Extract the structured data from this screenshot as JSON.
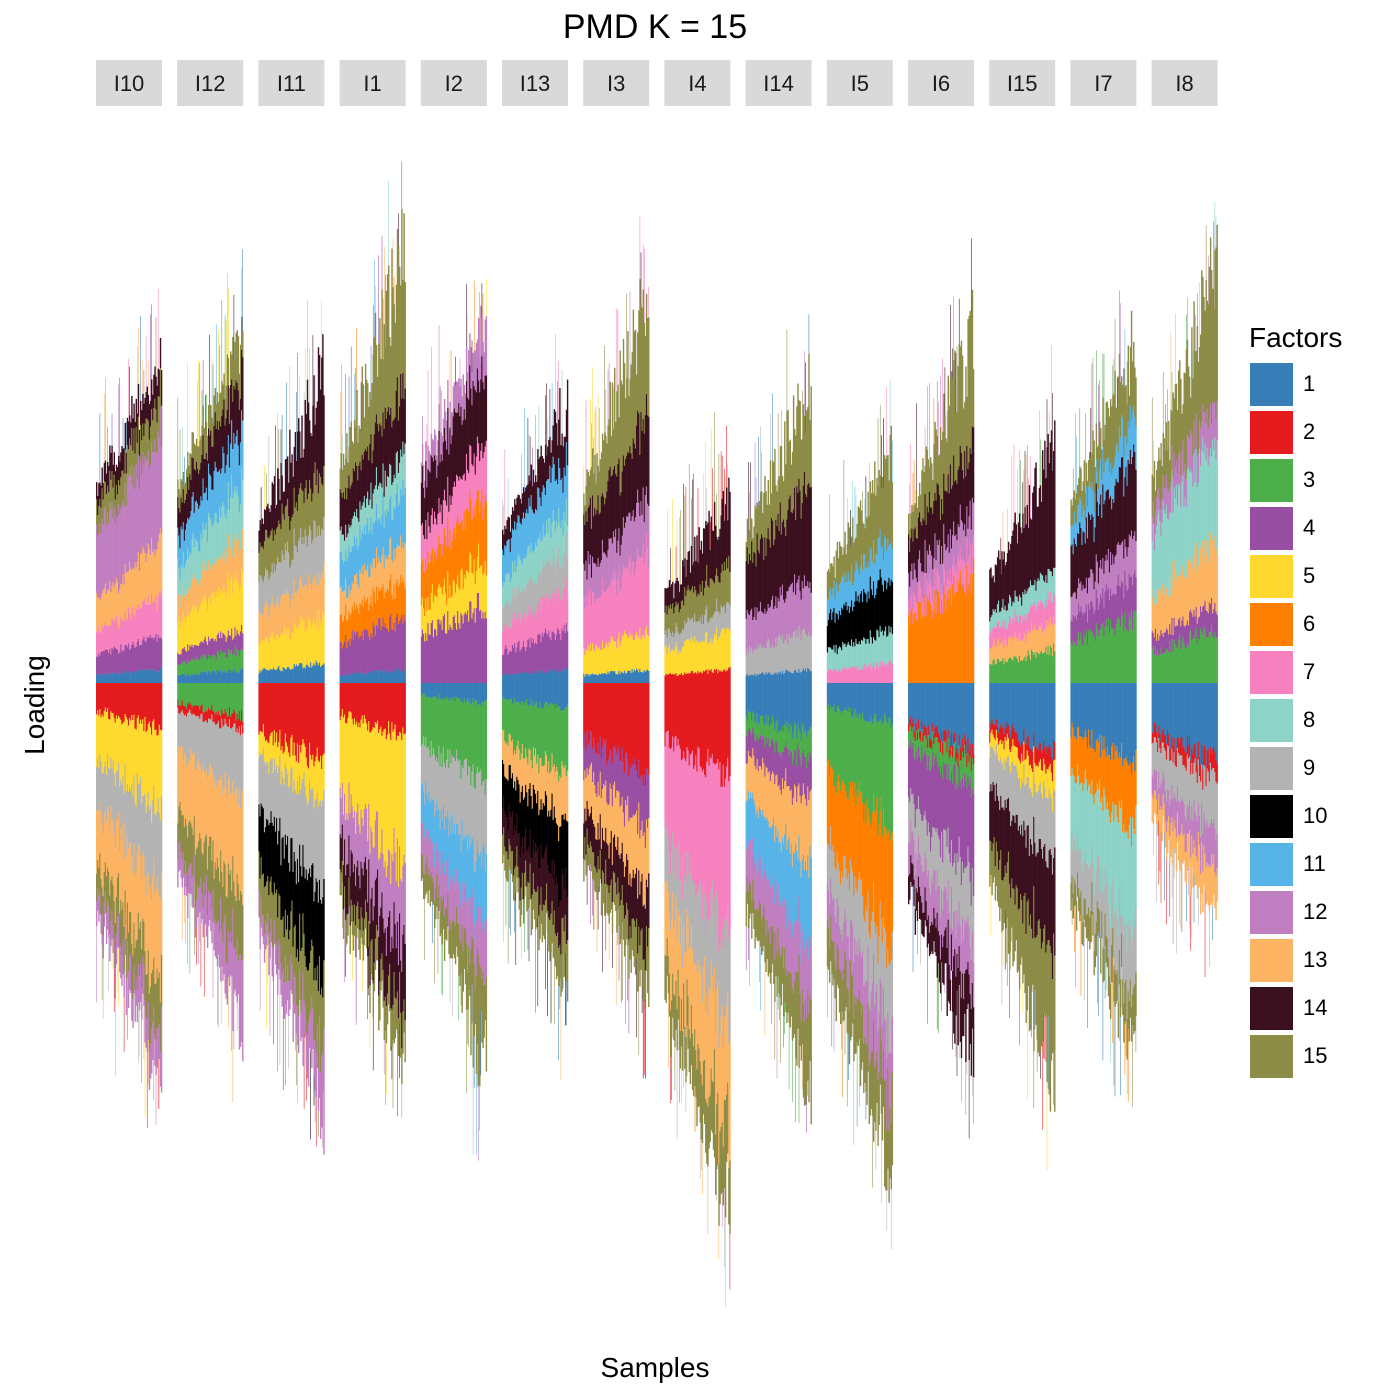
{
  "chart_data": {
    "type": "bar",
    "subtype": "stacked, faceted, diverging structure plot",
    "title": "PMD K = 15",
    "xlabel": "Samples",
    "ylabel": "Loading",
    "grid": false,
    "legend": {
      "title": "Factors",
      "position": "right"
    },
    "factors": [
      {
        "name": "1",
        "color": "#377EB8"
      },
      {
        "name": "2",
        "color": "#E41A1C"
      },
      {
        "name": "3",
        "color": "#4DAF4A"
      },
      {
        "name": "4",
        "color": "#984EA3"
      },
      {
        "name": "5",
        "color": "#FFD92F"
      },
      {
        "name": "6",
        "color": "#FF7F00"
      },
      {
        "name": "7",
        "color": "#F781BF"
      },
      {
        "name": "8",
        "color": "#8DD3C7"
      },
      {
        "name": "9",
        "color": "#B3B3B3"
      },
      {
        "name": "10",
        "color": "#000000"
      },
      {
        "name": "11",
        "color": "#56B4E9"
      },
      {
        "name": "12",
        "color": "#C07FC0"
      },
      {
        "name": "13",
        "color": "#FDB462"
      },
      {
        "name": "14",
        "color": "#3A0F1E"
      },
      {
        "name": "15",
        "color": "#8C8C46"
      }
    ],
    "facets": [
      {
        "label": "I10",
        "n_samples": 60,
        "pos_max": 0.62,
        "neg_max": 0.78,
        "pos": [
          {
            "f": 1,
            "v": 0.02
          },
          {
            "f": 4,
            "v": 0.05
          },
          {
            "f": 7,
            "v": 0.06
          },
          {
            "f": 13,
            "v": 0.08
          },
          {
            "f": 12,
            "v": 0.16
          },
          {
            "f": 15,
            "v": 0.06
          },
          {
            "f": 14,
            "v": 0.05
          }
        ],
        "neg": [
          {
            "f": 2,
            "v": 0.07
          },
          {
            "f": 5,
            "v": 0.12
          },
          {
            "f": 9,
            "v": 0.12
          },
          {
            "f": 13,
            "v": 0.14
          },
          {
            "f": 15,
            "v": 0.08
          },
          {
            "f": 12,
            "v": 0.06
          }
        ]
      },
      {
        "label": "I12",
        "n_samples": 60,
        "pos_max": 0.72,
        "neg_max": 0.72,
        "pos": [
          {
            "f": 1,
            "v": 0.02
          },
          {
            "f": 3,
            "v": 0.03
          },
          {
            "f": 4,
            "v": 0.03
          },
          {
            "f": 5,
            "v": 0.08
          },
          {
            "f": 13,
            "v": 0.06
          },
          {
            "f": 8,
            "v": 0.08
          },
          {
            "f": 11,
            "v": 0.08
          },
          {
            "f": 14,
            "v": 0.08
          },
          {
            "f": 15,
            "v": 0.05
          }
        ],
        "neg": [
          {
            "f": 3,
            "v": 0.05
          },
          {
            "f": 2,
            "v": 0.02
          },
          {
            "f": 9,
            "v": 0.1
          },
          {
            "f": 13,
            "v": 0.15
          },
          {
            "f": 15,
            "v": 0.1
          },
          {
            "f": 12,
            "v": 0.06
          }
        ]
      },
      {
        "label": "I11",
        "n_samples": 60,
        "pos_max": 0.68,
        "neg_max": 0.9,
        "pos": [
          {
            "f": 1,
            "v": 0.03
          },
          {
            "f": 5,
            "v": 0.07
          },
          {
            "f": 13,
            "v": 0.07
          },
          {
            "f": 9,
            "v": 0.08
          },
          {
            "f": 15,
            "v": 0.08
          },
          {
            "f": 14,
            "v": 0.05
          }
        ],
        "neg": [
          {
            "f": 2,
            "v": 0.12
          },
          {
            "f": 5,
            "v": 0.06
          },
          {
            "f": 9,
            "v": 0.14
          },
          {
            "f": 10,
            "v": 0.14
          },
          {
            "f": 15,
            "v": 0.1
          },
          {
            "f": 12,
            "v": 0.06
          }
        ]
      },
      {
        "label": "I1",
        "n_samples": 60,
        "pos_max": 0.95,
        "neg_max": 0.78,
        "pos": [
          {
            "f": 1,
            "v": 0.02
          },
          {
            "f": 4,
            "v": 0.08
          },
          {
            "f": 6,
            "v": 0.06
          },
          {
            "f": 13,
            "v": 0.06
          },
          {
            "f": 11,
            "v": 0.08
          },
          {
            "f": 8,
            "v": 0.06
          },
          {
            "f": 14,
            "v": 0.1
          },
          {
            "f": 15,
            "v": 0.06
          }
        ],
        "neg": [
          {
            "f": 2,
            "v": 0.08
          },
          {
            "f": 5,
            "v": 0.2
          },
          {
            "f": 12,
            "v": 0.12
          },
          {
            "f": 14,
            "v": 0.1
          },
          {
            "f": 15,
            "v": 0.06
          }
        ]
      },
      {
        "label": "I2",
        "n_samples": 60,
        "pos_max": 0.75,
        "neg_max": 0.82,
        "pos": [
          {
            "f": 4,
            "v": 0.12
          },
          {
            "f": 5,
            "v": 0.07
          },
          {
            "f": 6,
            "v": 0.1
          },
          {
            "f": 7,
            "v": 0.08
          },
          {
            "f": 14,
            "v": 0.12
          },
          {
            "f": 12,
            "v": 0.05
          }
        ],
        "neg": [
          {
            "f": 1,
            "v": 0.03
          },
          {
            "f": 3,
            "v": 0.12
          },
          {
            "f": 9,
            "v": 0.12
          },
          {
            "f": 11,
            "v": 0.1
          },
          {
            "f": 12,
            "v": 0.08
          },
          {
            "f": 15,
            "v": 0.06
          }
        ]
      },
      {
        "label": "I13",
        "n_samples": 60,
        "pos_max": 0.6,
        "neg_max": 0.62,
        "pos": [
          {
            "f": 1,
            "v": 0.02
          },
          {
            "f": 4,
            "v": 0.06
          },
          {
            "f": 7,
            "v": 0.06
          },
          {
            "f": 9,
            "v": 0.06
          },
          {
            "f": 8,
            "v": 0.06
          },
          {
            "f": 11,
            "v": 0.08
          },
          {
            "f": 14,
            "v": 0.05
          }
        ],
        "neg": [
          {
            "f": 1,
            "v": 0.04
          },
          {
            "f": 3,
            "v": 0.1
          },
          {
            "f": 13,
            "v": 0.08
          },
          {
            "f": 10,
            "v": 0.1
          },
          {
            "f": 14,
            "v": 0.08
          },
          {
            "f": 15,
            "v": 0.06
          }
        ]
      },
      {
        "label": "I3",
        "n_samples": 60,
        "pos_max": 0.85,
        "neg_max": 0.62,
        "pos": [
          {
            "f": 1,
            "v": 0.02
          },
          {
            "f": 5,
            "v": 0.06
          },
          {
            "f": 7,
            "v": 0.12
          },
          {
            "f": 12,
            "v": 0.08
          },
          {
            "f": 14,
            "v": 0.12
          },
          {
            "f": 15,
            "v": 0.06
          }
        ],
        "neg": [
          {
            "f": 2,
            "v": 0.14
          },
          {
            "f": 4,
            "v": 0.08
          },
          {
            "f": 13,
            "v": 0.1
          },
          {
            "f": 14,
            "v": 0.08
          },
          {
            "f": 15,
            "v": 0.06
          }
        ]
      },
      {
        "label": "I4",
        "n_samples": 60,
        "pos_max": 0.4,
        "neg_max": 1.05,
        "pos": [
          {
            "f": 2,
            "v": 0.02
          },
          {
            "f": 5,
            "v": 0.06
          },
          {
            "f": 9,
            "v": 0.04
          },
          {
            "f": 15,
            "v": 0.06
          },
          {
            "f": 14,
            "v": 0.04
          }
        ],
        "neg": [
          {
            "f": 2,
            "v": 0.14
          },
          {
            "f": 7,
            "v": 0.25
          },
          {
            "f": 9,
            "v": 0.14
          },
          {
            "f": 13,
            "v": 0.16
          },
          {
            "f": 15,
            "v": 0.1
          }
        ]
      },
      {
        "label": "I14",
        "n_samples": 60,
        "pos_max": 0.65,
        "neg_max": 0.85,
        "pos": [
          {
            "f": 1,
            "v": 0.02
          },
          {
            "f": 9,
            "v": 0.06
          },
          {
            "f": 12,
            "v": 0.08
          },
          {
            "f": 14,
            "v": 0.14
          },
          {
            "f": 15,
            "v": 0.06
          }
        ],
        "neg": [
          {
            "f": 1,
            "v": 0.08
          },
          {
            "f": 3,
            "v": 0.04
          },
          {
            "f": 4,
            "v": 0.06
          },
          {
            "f": 13,
            "v": 0.1
          },
          {
            "f": 11,
            "v": 0.12
          },
          {
            "f": 12,
            "v": 0.1
          },
          {
            "f": 15,
            "v": 0.08
          }
        ]
      },
      {
        "label": "I5",
        "n_samples": 60,
        "pos_max": 0.5,
        "neg_max": 1.05,
        "pos": [
          {
            "f": 7,
            "v": 0.03
          },
          {
            "f": 8,
            "v": 0.05
          },
          {
            "f": 10,
            "v": 0.08
          },
          {
            "f": 11,
            "v": 0.06
          },
          {
            "f": 15,
            "v": 0.05
          }
        ],
        "neg": [
          {
            "f": 1,
            "v": 0.06
          },
          {
            "f": 3,
            "v": 0.16
          },
          {
            "f": 6,
            "v": 0.18
          },
          {
            "f": 9,
            "v": 0.12
          },
          {
            "f": 12,
            "v": 0.1
          },
          {
            "f": 15,
            "v": 0.1
          }
        ]
      },
      {
        "label": "I6",
        "n_samples": 60,
        "pos_max": 0.75,
        "neg_max": 0.82,
        "pos": [
          {
            "f": 6,
            "v": 0.16
          },
          {
            "f": 7,
            "v": 0.04
          },
          {
            "f": 12,
            "v": 0.06
          },
          {
            "f": 14,
            "v": 0.1
          },
          {
            "f": 15,
            "v": 0.06
          }
        ],
        "neg": [
          {
            "f": 1,
            "v": 0.1
          },
          {
            "f": 2,
            "v": 0.02
          },
          {
            "f": 3,
            "v": 0.04
          },
          {
            "f": 4,
            "v": 0.14
          },
          {
            "f": 9,
            "v": 0.1
          },
          {
            "f": 12,
            "v": 0.08
          },
          {
            "f": 14,
            "v": 0.06
          }
        ]
      },
      {
        "label": "I15",
        "n_samples": 60,
        "pos_max": 0.5,
        "neg_max": 0.85,
        "pos": [
          {
            "f": 3,
            "v": 0.05
          },
          {
            "f": 13,
            "v": 0.04
          },
          {
            "f": 7,
            "v": 0.04
          },
          {
            "f": 8,
            "v": 0.04
          },
          {
            "f": 14,
            "v": 0.06
          }
        ],
        "neg": [
          {
            "f": 1,
            "v": 0.1
          },
          {
            "f": 2,
            "v": 0.03
          },
          {
            "f": 5,
            "v": 0.04
          },
          {
            "f": 9,
            "v": 0.1
          },
          {
            "f": 14,
            "v": 0.14
          },
          {
            "f": 15,
            "v": 0.1
          }
        ]
      },
      {
        "label": "I7",
        "n_samples": 60,
        "pos_max": 0.75,
        "neg_max": 0.65,
        "pos": [
          {
            "f": 3,
            "v": 0.1
          },
          {
            "f": 4,
            "v": 0.06
          },
          {
            "f": 12,
            "v": 0.06
          },
          {
            "f": 14,
            "v": 0.12
          },
          {
            "f": 11,
            "v": 0.06
          },
          {
            "f": 15,
            "v": 0.06
          }
        ],
        "neg": [
          {
            "f": 1,
            "v": 0.12
          },
          {
            "f": 6,
            "v": 0.1
          },
          {
            "f": 8,
            "v": 0.16
          },
          {
            "f": 9,
            "v": 0.1
          },
          {
            "f": 15,
            "v": 0.06
          }
        ]
      },
      {
        "label": "I8",
        "n_samples": 60,
        "pos_max": 0.9,
        "neg_max": 0.48,
        "pos": [
          {
            "f": 3,
            "v": 0.08
          },
          {
            "f": 4,
            "v": 0.04
          },
          {
            "f": 13,
            "v": 0.1
          },
          {
            "f": 8,
            "v": 0.16
          },
          {
            "f": 12,
            "v": 0.06
          },
          {
            "f": 15,
            "v": 0.06
          }
        ],
        "neg": [
          {
            "f": 1,
            "v": 0.12
          },
          {
            "f": 2,
            "v": 0.03
          },
          {
            "f": 9,
            "v": 0.08
          },
          {
            "f": 12,
            "v": 0.06
          },
          {
            "f": 13,
            "v": 0.06
          }
        ]
      }
    ]
  }
}
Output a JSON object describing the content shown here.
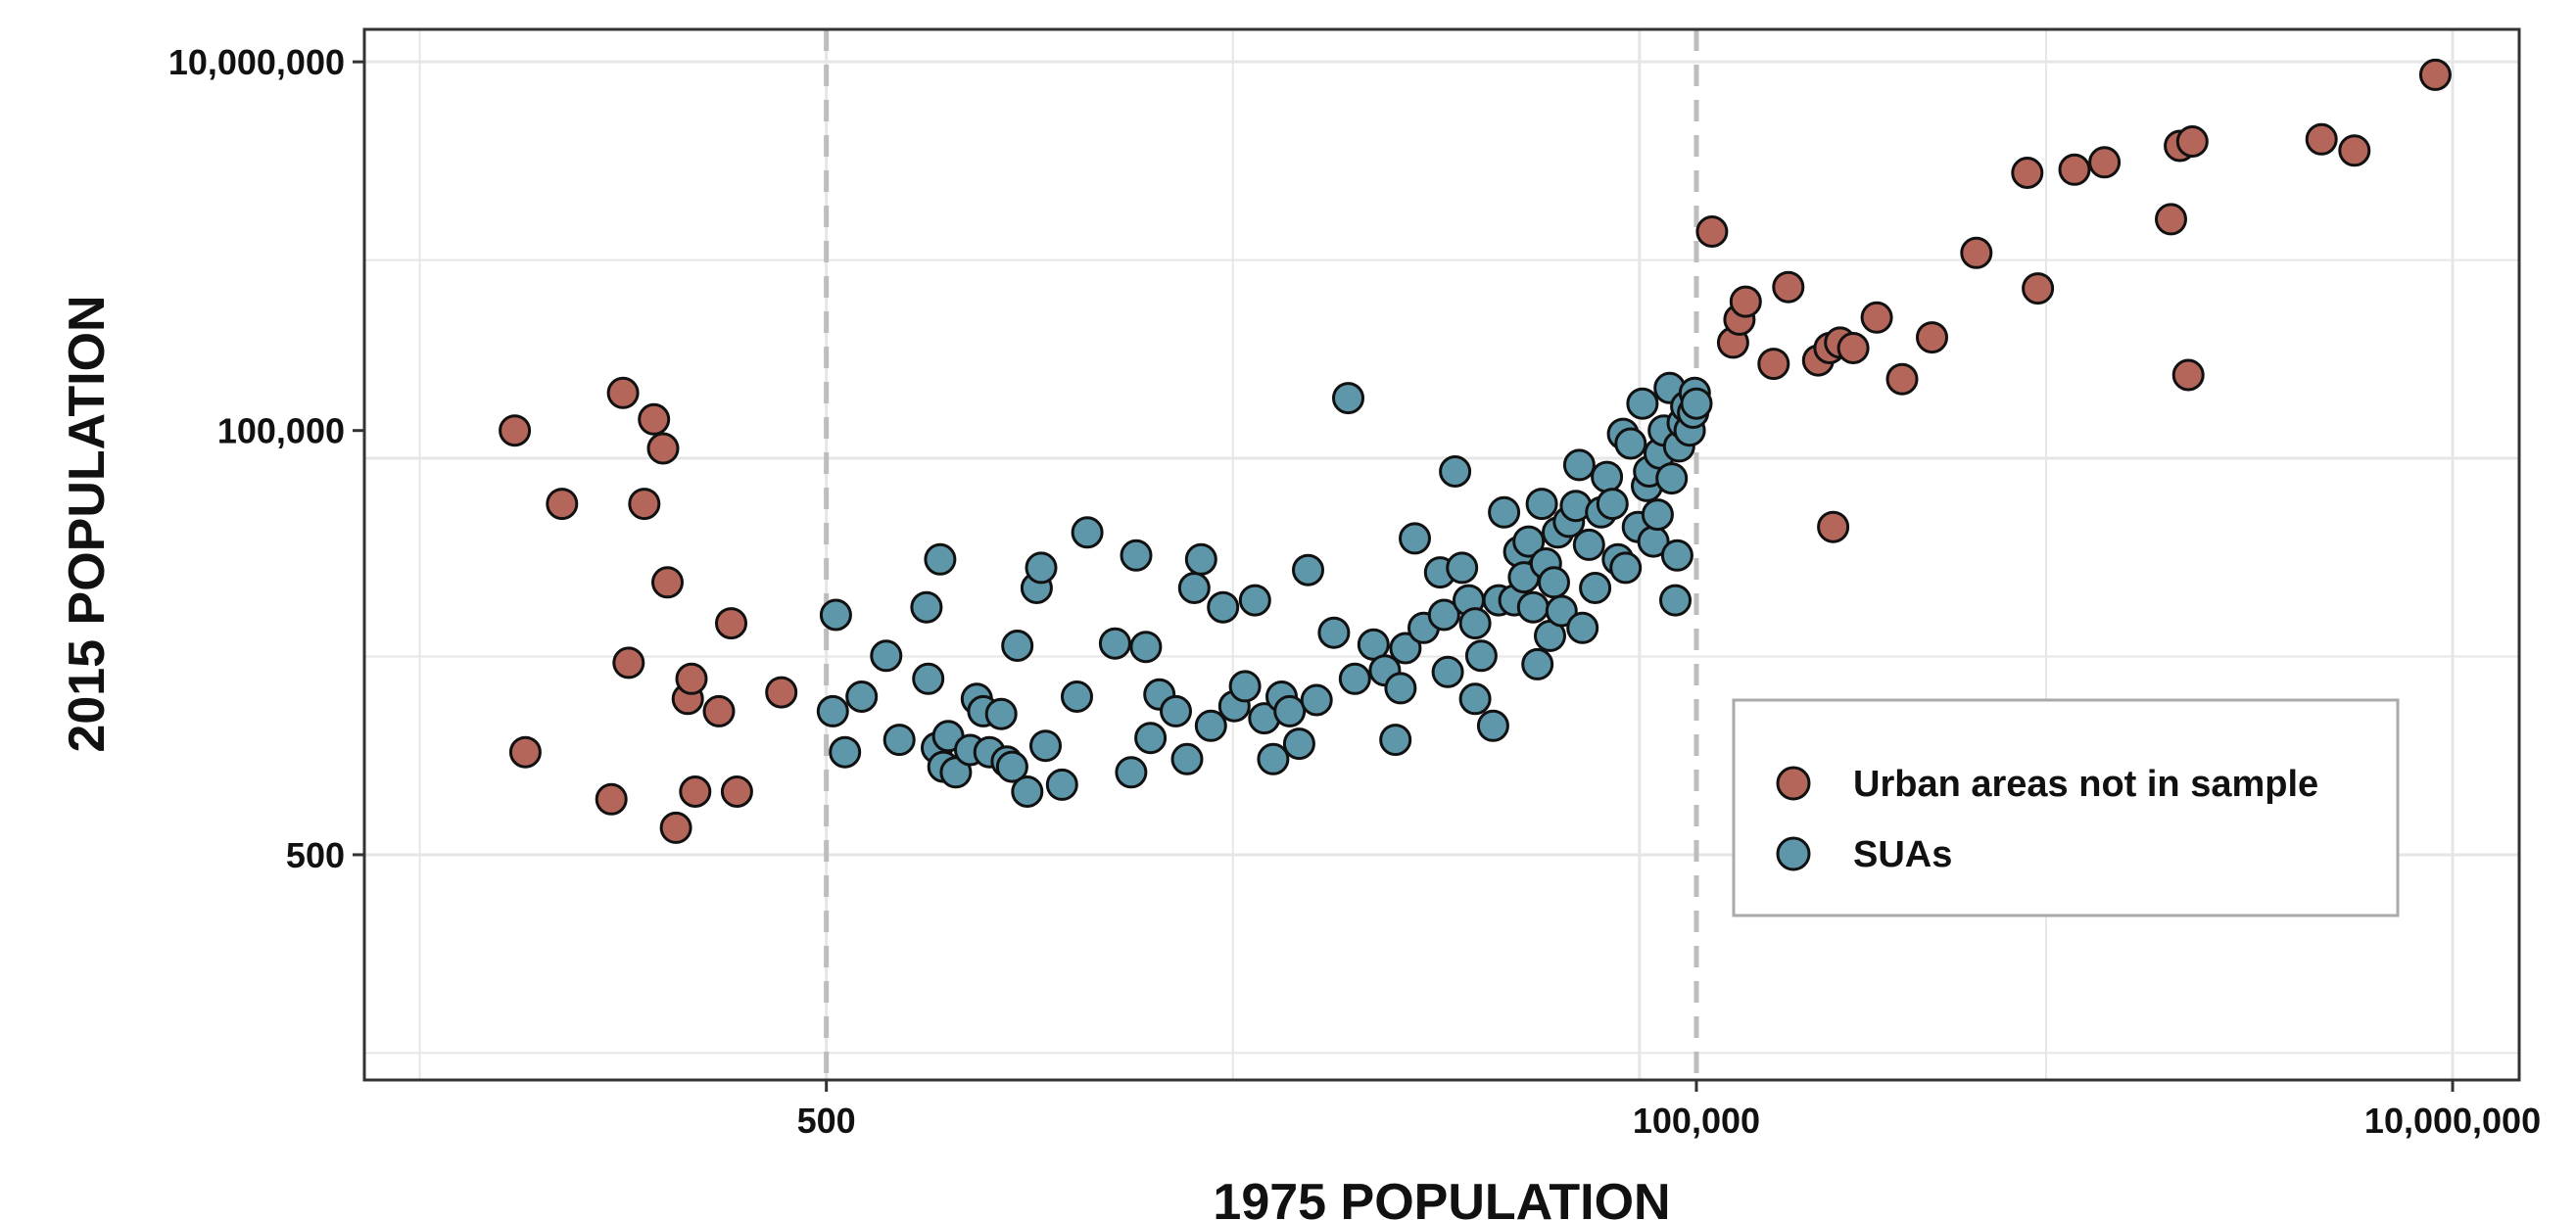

_ _ _

Which lines of the data include "JSON"? Copy each of them.

= ANSWER TO THE TASK =
Extract the structured data from this screenshot as JSON.
Output a JSON object describing the content shown here.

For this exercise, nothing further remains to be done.